:: Goal of the exercise ::
Scan the entries below and extract each line with the word "name" in it.

(Figure dataset records)
--------

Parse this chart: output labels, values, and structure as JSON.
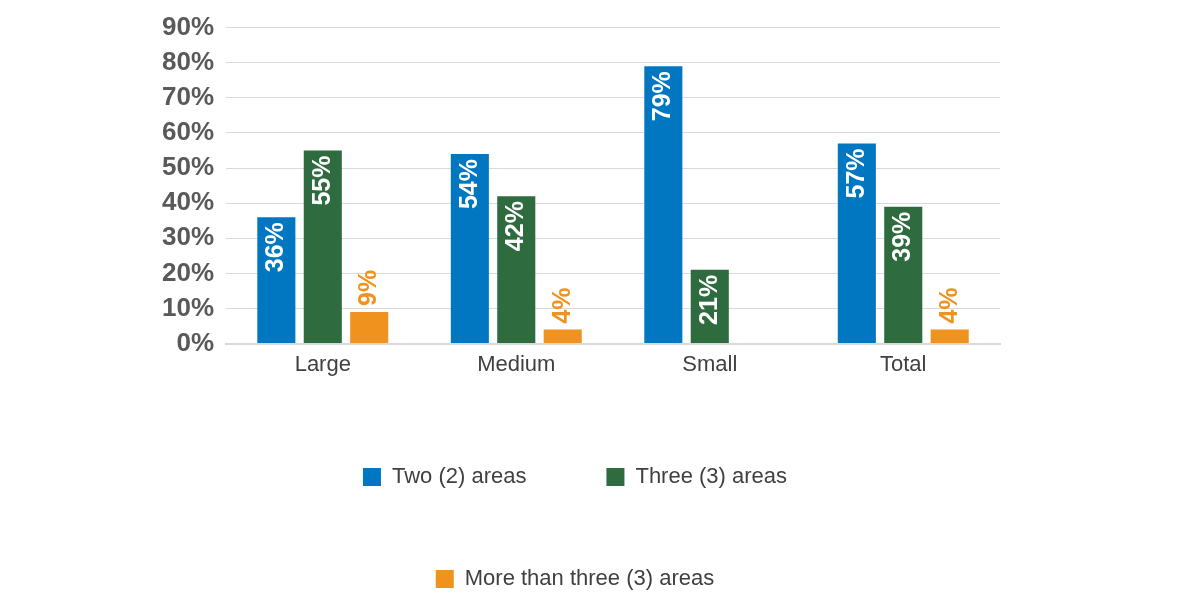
{
  "chart_data": {
    "type": "bar",
    "categories": [
      "Large",
      "Medium",
      "Small",
      "Total"
    ],
    "series": [
      {
        "name": "Two (2) areas",
        "color": "#0077c0",
        "values": [
          36,
          54,
          79,
          57
        ],
        "value_labels": [
          "36%",
          "54%",
          "79%",
          "57%"
        ]
      },
      {
        "name": "Three (3) areas",
        "color": "#2e6b3e",
        "values": [
          55,
          42,
          21,
          39
        ],
        "value_labels": [
          "55%",
          "42%",
          "21%",
          "39%"
        ]
      },
      {
        "name": "More than three (3) areas",
        "color": "#f0921e",
        "values": [
          9,
          4,
          null,
          4
        ],
        "value_labels": [
          "9%",
          "4%",
          null,
          "4%"
        ]
      }
    ],
    "ylim": [
      0,
      90
    ],
    "yticks": [
      {
        "value": 0,
        "label": "0%"
      },
      {
        "value": 10,
        "label": "10%"
      },
      {
        "value": 20,
        "label": "20%"
      },
      {
        "value": 30,
        "label": "30%"
      },
      {
        "value": 40,
        "label": "40%"
      },
      {
        "value": 50,
        "label": "50%"
      },
      {
        "value": 60,
        "label": "60%"
      },
      {
        "value": 70,
        "label": "70%"
      },
      {
        "value": 80,
        "label": "80%"
      },
      {
        "value": 90,
        "label": "90%"
      }
    ],
    "grid": "y",
    "legend": "bottom"
  }
}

--------

:: Answer to this task ::
        "name": "Two (2) areas",
        "name": "Three (3) areas",
        "name": "More than three (3) areas",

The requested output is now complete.